··· Provided information
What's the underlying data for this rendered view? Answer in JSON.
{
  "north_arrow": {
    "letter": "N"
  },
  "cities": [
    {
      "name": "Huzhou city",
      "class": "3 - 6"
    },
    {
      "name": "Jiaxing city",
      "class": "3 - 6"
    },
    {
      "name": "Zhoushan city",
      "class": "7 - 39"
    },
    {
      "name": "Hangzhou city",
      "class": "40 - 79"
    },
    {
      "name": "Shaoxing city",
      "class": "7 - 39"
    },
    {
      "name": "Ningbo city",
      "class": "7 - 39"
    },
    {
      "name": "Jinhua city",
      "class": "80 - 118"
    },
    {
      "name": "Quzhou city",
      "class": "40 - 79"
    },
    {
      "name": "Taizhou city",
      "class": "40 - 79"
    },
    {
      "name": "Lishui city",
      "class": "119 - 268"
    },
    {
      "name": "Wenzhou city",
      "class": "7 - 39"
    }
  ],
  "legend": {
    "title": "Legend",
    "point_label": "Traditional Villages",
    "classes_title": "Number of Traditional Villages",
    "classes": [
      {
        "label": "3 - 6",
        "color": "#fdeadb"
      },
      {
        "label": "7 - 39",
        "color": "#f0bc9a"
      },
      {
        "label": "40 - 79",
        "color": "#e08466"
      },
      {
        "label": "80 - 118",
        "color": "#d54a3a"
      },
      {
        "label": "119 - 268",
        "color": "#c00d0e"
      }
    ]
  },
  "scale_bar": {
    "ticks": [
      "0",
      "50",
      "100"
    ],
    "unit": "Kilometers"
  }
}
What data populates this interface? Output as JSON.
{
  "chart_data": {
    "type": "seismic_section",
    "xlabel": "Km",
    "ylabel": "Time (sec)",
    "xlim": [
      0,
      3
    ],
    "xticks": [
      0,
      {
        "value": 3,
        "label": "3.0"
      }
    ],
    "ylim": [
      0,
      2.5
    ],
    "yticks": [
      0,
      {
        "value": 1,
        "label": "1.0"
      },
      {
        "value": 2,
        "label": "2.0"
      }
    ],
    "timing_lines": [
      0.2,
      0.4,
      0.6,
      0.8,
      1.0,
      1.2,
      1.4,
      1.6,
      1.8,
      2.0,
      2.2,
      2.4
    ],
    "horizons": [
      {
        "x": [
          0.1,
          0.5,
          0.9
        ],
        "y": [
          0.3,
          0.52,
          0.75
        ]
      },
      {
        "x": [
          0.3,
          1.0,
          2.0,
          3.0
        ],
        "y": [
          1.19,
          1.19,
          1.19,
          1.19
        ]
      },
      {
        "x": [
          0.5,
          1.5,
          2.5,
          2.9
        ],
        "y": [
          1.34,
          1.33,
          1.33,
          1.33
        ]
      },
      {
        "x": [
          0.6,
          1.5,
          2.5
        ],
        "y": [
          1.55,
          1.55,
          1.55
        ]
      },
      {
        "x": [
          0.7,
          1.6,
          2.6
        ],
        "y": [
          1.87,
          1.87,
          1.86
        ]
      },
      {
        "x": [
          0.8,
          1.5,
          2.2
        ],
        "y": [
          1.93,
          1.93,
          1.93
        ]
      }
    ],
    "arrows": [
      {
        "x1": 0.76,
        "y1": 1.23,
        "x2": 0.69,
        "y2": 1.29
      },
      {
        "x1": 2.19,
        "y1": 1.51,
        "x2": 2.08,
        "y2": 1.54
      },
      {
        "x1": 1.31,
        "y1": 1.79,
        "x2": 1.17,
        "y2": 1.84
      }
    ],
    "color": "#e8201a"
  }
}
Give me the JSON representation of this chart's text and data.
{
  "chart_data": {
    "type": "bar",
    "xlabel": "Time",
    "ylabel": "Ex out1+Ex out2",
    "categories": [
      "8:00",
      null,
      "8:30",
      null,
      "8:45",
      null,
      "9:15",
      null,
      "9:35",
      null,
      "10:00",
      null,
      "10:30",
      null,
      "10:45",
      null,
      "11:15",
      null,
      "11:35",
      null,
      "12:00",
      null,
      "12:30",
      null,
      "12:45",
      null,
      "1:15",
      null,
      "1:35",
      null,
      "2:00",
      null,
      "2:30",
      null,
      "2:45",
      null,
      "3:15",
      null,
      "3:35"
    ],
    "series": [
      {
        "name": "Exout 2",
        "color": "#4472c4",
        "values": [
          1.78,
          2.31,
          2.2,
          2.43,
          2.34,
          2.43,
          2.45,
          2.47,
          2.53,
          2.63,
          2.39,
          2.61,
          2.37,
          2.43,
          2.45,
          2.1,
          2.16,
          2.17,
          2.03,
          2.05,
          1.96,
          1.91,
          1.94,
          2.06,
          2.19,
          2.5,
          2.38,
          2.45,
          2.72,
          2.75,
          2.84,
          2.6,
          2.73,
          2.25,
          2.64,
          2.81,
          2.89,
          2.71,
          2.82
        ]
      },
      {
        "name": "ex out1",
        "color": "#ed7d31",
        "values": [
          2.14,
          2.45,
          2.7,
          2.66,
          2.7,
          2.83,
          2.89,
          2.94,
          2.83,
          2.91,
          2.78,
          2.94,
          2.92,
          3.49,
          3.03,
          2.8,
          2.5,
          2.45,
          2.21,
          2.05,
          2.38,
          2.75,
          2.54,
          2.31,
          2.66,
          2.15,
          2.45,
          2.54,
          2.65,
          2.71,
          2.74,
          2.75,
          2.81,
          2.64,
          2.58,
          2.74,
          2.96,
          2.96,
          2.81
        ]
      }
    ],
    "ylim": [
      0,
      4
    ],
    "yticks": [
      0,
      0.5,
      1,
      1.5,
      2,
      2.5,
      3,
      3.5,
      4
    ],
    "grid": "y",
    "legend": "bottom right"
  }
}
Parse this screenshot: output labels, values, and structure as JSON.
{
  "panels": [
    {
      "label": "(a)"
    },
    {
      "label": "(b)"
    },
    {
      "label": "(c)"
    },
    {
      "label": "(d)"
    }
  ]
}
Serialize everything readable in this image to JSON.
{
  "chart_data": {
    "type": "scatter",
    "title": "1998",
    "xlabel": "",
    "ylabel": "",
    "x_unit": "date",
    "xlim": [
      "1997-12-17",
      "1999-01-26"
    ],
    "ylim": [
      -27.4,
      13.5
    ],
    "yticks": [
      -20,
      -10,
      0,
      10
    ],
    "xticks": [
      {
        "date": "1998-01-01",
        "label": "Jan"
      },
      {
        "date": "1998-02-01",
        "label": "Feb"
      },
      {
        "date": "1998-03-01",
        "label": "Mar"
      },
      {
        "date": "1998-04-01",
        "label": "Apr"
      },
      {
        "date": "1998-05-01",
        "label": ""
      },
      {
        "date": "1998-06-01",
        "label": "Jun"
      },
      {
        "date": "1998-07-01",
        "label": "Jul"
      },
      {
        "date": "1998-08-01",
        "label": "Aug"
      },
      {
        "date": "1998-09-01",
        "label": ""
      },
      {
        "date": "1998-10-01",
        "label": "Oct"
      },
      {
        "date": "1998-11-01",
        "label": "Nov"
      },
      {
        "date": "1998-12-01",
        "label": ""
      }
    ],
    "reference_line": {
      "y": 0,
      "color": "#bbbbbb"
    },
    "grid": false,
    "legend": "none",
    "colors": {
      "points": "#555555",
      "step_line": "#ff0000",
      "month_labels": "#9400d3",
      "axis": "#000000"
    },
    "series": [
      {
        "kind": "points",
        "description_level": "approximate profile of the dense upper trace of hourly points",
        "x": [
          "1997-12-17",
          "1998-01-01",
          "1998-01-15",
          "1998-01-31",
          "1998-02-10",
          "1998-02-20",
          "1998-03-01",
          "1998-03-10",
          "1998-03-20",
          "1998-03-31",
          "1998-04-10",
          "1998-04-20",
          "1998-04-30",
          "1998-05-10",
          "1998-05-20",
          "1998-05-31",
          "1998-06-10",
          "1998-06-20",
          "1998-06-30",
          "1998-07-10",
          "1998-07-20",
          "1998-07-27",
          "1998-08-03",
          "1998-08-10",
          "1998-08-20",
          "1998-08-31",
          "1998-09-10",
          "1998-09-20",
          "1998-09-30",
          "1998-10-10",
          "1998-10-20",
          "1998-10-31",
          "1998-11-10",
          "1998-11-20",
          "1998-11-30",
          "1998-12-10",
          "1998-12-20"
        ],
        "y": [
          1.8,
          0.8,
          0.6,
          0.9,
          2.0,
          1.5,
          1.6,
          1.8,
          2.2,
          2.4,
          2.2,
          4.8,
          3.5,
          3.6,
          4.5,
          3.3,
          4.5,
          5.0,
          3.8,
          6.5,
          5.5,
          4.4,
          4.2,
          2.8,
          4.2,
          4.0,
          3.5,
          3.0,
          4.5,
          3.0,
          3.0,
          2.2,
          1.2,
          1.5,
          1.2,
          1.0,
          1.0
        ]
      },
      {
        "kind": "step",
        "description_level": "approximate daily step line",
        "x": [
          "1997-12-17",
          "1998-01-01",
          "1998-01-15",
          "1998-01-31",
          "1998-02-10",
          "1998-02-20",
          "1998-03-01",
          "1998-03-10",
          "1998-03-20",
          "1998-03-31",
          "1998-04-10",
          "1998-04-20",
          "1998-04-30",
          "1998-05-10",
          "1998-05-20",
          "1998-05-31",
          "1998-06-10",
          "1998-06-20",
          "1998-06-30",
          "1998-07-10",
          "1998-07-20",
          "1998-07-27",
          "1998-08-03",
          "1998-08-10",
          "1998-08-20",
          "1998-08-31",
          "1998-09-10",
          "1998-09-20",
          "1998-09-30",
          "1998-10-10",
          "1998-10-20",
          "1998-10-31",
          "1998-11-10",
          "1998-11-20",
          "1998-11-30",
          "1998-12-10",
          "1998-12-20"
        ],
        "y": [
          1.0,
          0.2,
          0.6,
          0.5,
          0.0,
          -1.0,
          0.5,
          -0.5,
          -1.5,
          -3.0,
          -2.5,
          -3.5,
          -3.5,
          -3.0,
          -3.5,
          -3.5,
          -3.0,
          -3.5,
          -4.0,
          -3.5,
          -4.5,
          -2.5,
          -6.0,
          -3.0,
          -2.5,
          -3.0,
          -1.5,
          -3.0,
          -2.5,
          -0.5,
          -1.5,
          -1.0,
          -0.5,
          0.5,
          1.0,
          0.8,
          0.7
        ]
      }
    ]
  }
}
······
▸ Aim of the exercise
Sift the material for lines with the string "What". Copy each one found.

▸ Correct answer
What's the underlying data for this rendered view? Answer in JSON.
What data populates this interface? Output as JSON.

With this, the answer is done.